Set tasks –
- a) Transcribe word for word the passage of the post on Japan's protected food brands that begins with "Japanese melons and" and ends with "Trans-Pacific Partnership (TPP).".
- b) Write the next part of the post about Japan's newly protected food brands, picking up after its final sentence.

Japanese melons and beef now protected brands

Maybe it's just me, but that headline sounds dirty, even though the spelling is correct.

There's a list in Japan… that names names… brand names that are now protected as regional brands… which it hopes will enhance its branding and sales… but also as a means of protecting the brand from competing products that may arise from the Trans-Pacific Partnership (TPP).

The list, which prior to December 22, 2015 only contained liquor (that sounds dirty, too), now has seven additional regional Japanese food items on it:
  • Kobe beef from Hyogo-ken

  • Tajima beef also from Hyogo-ken;

  • Yubari King melons (夕張メロン Yūbari Meron)… a hybrid cantaloupe made from cantaloupe cultivars: Earl's Favourite and Burpee's "Spicy" Cantaloupe. No… really. From Hokkaido;

  • Edosaki kabocha (Edosaki pumpkin… but really a form of buttercup squash) from Ibaraki-ken;

  • Aomori cassis from Aomori-ken. I don't even know what a cassis is. Apparently the Japanese term is Aomori-shi Fureai Nouen, and apparently, from the looks of it, it is a currant fruit. Probably something healthy for you that doesn't taste as good as you hope;

  • Yame desto hon gyokuro green tea from Fukuoka-ken, and;
  • Kagoshima no Tsubozukuri kurozu black vinegar from Kagoshima-ken

By being added to the 'geographic indication' list, these specific products (brands) can now add a special logo to the packaging designating them as such, but really, according to Japan, it's to ensure the consumer that these 'local' Japanese products are quality products and not a knock-off.

Listing –
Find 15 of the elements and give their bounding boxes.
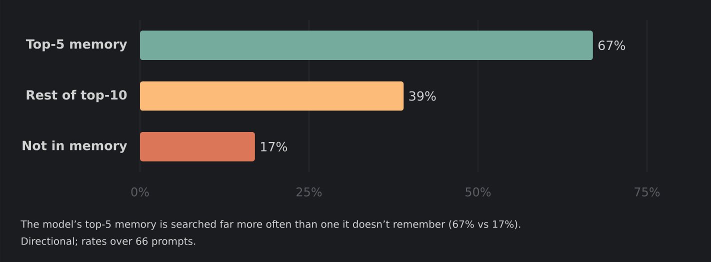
data-label: 17% xyxy=(261,142,288,152)
y-tick-label: Rest of top-10 xyxy=(26,90,127,102)
data-label: 39% xyxy=(409,91,436,101)
y-tick-label: Not in memory xyxy=(22,140,128,153)
x-tick-label: 0% xyxy=(131,187,149,196)
text: Directional; rates over 66 prompts. xyxy=(22,237,196,247)
data-label: 67% xyxy=(598,40,626,50)
bar xyxy=(140,30,593,60)
x-tick-label: 75% xyxy=(634,187,660,196)
x-tick-label: 25% xyxy=(296,187,322,196)
bar xyxy=(140,81,404,111)
text: The model’s top-5 memory is searched far more often than one it doesn’t remember (67% vs 17%). xyxy=(20,220,520,230)
bar xyxy=(140,132,255,162)
x-tick-label: 50% xyxy=(466,187,491,196)
y-tick-label: Top-5 memory xyxy=(26,39,128,52)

Replies –
- a)
Japanese melons and beef now protected brands

Maybe it's just me, but that headline sounds dirty, even though the spelling is correct.

There's a list in Japan… that names names… brand names that are now protected as regional brands… which it hopes will enhance its branding and sales… but also as a means of protecting the brand from competing products that may arise from the Trans-Pacific Partnership (TPP).

- b)
What the hell is the Trans-Pacific Partnership? Don't worry if you don't know… I didn't either before this.

The gist of it is:
  • it's a trade agreement amongst the 12 Pacific Rim countries: Japan, Canada, U.S., Mexico, Australia, New Zealand, Malaysia, Brunei, Chile, Singapore, Vietnam and Vietnam.
  • In theory, its goal is to promote economic growth; support the creation and retention of jobs; enhance innovation, productivity and competitiveness; raise living standards; reduce poverty in the member countries; promote transparency, good governance and enhanced labor and environmental protections.
Basically, it's to lower trade barriers… and that's why Japan has created the 'geographic indication' list that will protect itself from its partners trying to horn in by selling its cheaper goods in Japan.

So... when you buy a product with the special Japanese designation logo, you'll know it's not made in some inferior processing country like Canada. That's sarcasm, by the way… but I understand the need to protect one's self.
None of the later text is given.